AIM OF THE TASK
Go through the listing below and list every line with "VACA".

RECORDS FOR THE EXERCISE

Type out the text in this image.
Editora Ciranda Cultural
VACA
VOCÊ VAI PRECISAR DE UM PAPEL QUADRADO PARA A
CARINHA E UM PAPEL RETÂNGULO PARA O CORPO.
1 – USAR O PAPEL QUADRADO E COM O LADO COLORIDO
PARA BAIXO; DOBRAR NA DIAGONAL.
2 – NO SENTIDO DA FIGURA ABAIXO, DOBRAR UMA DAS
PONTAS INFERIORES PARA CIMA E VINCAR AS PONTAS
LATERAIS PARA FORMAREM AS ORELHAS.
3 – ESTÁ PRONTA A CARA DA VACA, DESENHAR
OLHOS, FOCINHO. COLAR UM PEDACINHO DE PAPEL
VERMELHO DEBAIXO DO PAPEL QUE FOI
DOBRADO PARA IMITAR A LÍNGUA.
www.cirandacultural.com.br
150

TASK ANSWER
VACA
3 – ESTÁ PRONTA A CARA DA VACA, DESENHAR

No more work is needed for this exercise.